**Records shown:**

■ ■ ■ ■

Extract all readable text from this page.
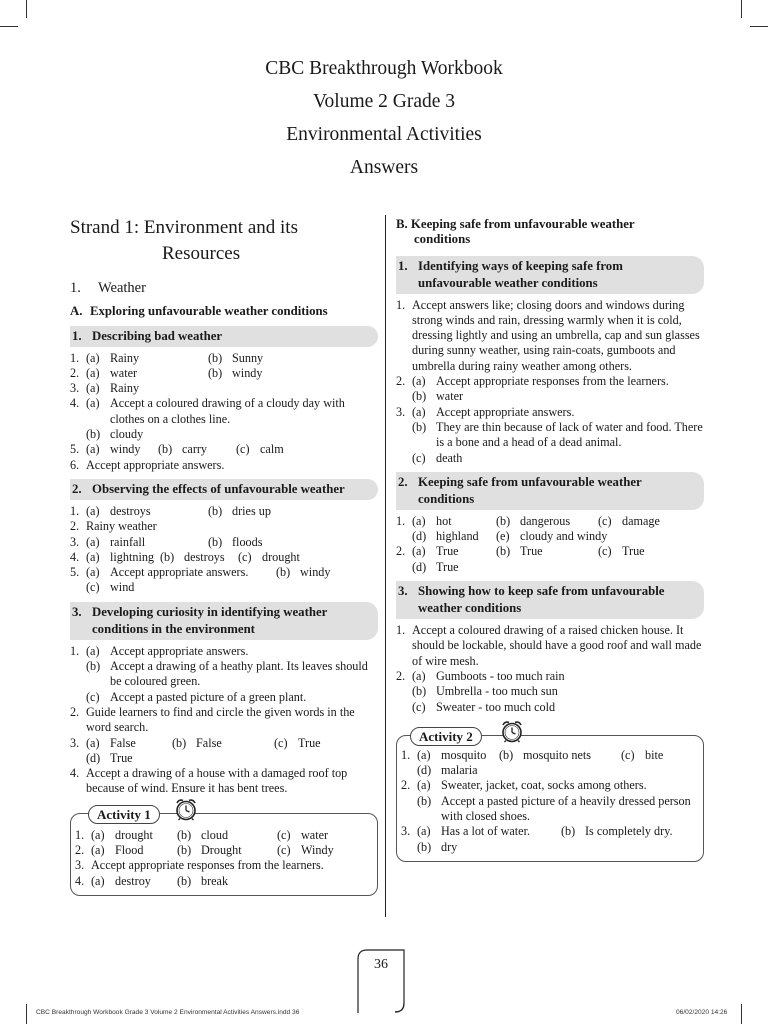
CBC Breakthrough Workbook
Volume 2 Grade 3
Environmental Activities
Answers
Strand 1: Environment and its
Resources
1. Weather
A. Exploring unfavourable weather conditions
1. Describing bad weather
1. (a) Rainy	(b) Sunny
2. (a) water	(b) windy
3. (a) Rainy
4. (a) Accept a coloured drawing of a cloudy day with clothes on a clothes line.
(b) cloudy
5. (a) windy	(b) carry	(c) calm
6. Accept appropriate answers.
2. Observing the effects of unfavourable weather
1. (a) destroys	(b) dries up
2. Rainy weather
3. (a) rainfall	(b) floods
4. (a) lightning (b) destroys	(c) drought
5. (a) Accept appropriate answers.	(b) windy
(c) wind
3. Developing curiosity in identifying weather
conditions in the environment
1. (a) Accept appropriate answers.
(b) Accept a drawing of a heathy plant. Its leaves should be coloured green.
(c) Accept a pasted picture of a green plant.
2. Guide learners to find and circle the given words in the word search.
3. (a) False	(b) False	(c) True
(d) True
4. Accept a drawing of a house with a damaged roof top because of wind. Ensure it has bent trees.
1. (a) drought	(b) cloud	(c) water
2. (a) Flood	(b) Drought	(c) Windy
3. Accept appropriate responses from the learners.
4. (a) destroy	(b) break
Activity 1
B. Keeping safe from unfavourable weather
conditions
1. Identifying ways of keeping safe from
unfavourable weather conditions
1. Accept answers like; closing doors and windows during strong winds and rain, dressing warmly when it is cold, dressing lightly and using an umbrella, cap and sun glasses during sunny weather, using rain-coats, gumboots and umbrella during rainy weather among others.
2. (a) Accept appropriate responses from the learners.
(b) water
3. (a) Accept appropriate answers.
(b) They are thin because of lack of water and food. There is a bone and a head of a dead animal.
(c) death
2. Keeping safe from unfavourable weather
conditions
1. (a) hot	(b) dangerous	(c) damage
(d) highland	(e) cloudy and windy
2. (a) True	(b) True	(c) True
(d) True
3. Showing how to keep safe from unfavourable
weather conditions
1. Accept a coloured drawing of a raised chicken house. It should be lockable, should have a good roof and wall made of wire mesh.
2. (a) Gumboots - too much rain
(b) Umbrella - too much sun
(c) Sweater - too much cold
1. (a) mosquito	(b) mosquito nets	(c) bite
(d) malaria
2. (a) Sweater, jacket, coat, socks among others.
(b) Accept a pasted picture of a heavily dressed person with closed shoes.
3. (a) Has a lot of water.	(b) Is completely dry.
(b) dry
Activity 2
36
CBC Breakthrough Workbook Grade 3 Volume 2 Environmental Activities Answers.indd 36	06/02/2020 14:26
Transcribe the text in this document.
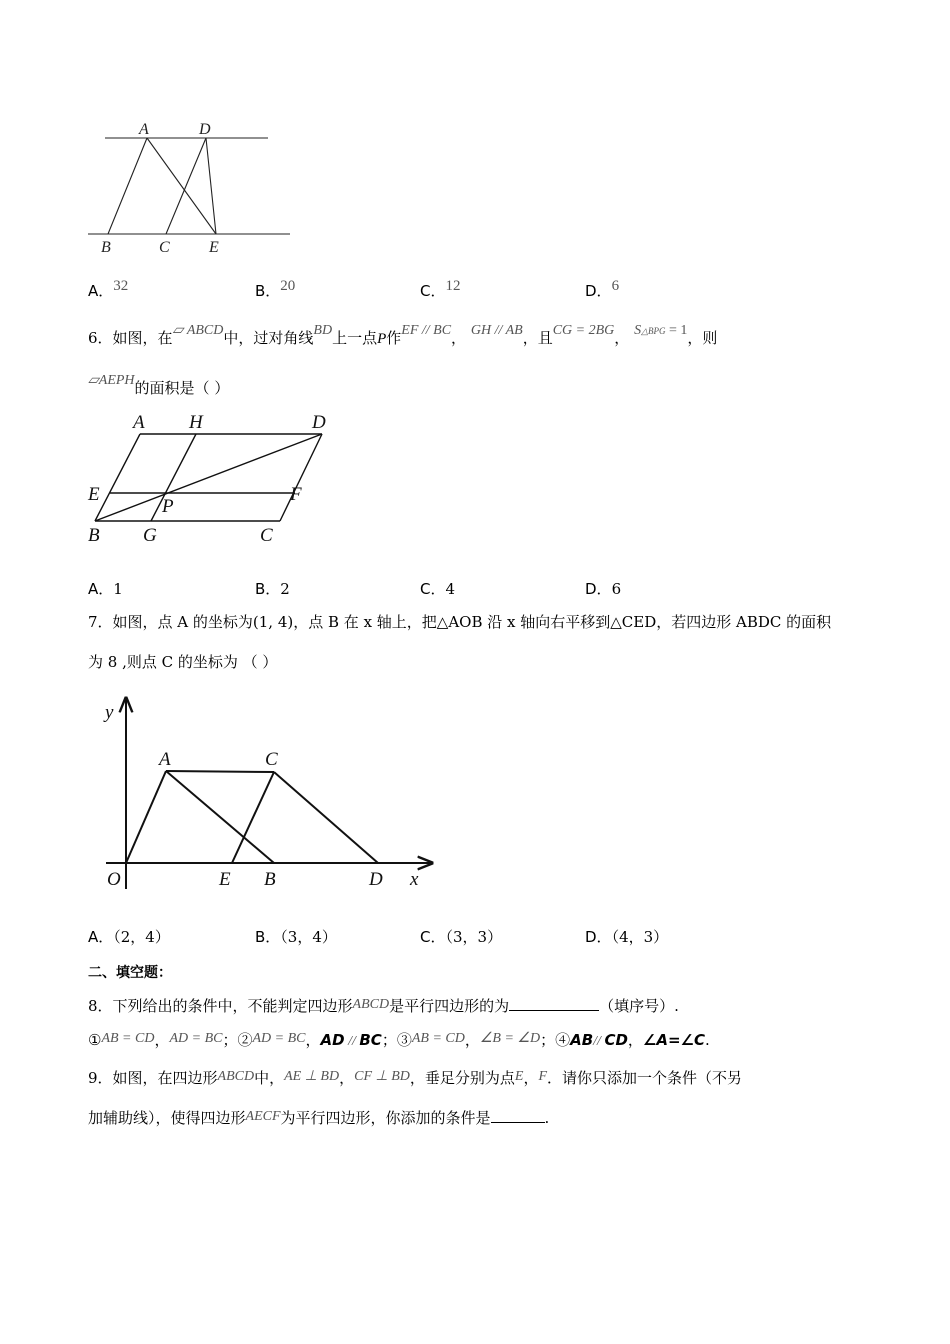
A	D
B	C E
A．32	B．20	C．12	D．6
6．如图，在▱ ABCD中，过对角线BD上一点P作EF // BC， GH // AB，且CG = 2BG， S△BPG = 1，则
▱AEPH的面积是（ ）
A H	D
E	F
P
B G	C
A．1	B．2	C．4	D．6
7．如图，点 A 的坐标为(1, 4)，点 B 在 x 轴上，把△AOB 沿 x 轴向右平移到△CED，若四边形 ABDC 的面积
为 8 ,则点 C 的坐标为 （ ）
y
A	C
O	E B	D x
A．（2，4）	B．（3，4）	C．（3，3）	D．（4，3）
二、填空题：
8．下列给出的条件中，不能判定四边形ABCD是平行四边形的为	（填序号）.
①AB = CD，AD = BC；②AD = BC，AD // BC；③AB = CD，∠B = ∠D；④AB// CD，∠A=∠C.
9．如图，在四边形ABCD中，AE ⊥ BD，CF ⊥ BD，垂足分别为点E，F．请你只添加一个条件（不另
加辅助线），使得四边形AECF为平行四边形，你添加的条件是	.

■ ■ ■ ■

Only lines with "coloured" are wanted here; list each of them.

4. (a) Accept a coloured drawing of a cloudy day with clothes on a clothes line.
(b) Accept a drawing of a heathy plant. Its leaves should be coloured green.
1. Accept a coloured drawing of a raised chicken house. It should be lockable, should have a good roof and wall made of wire mesh.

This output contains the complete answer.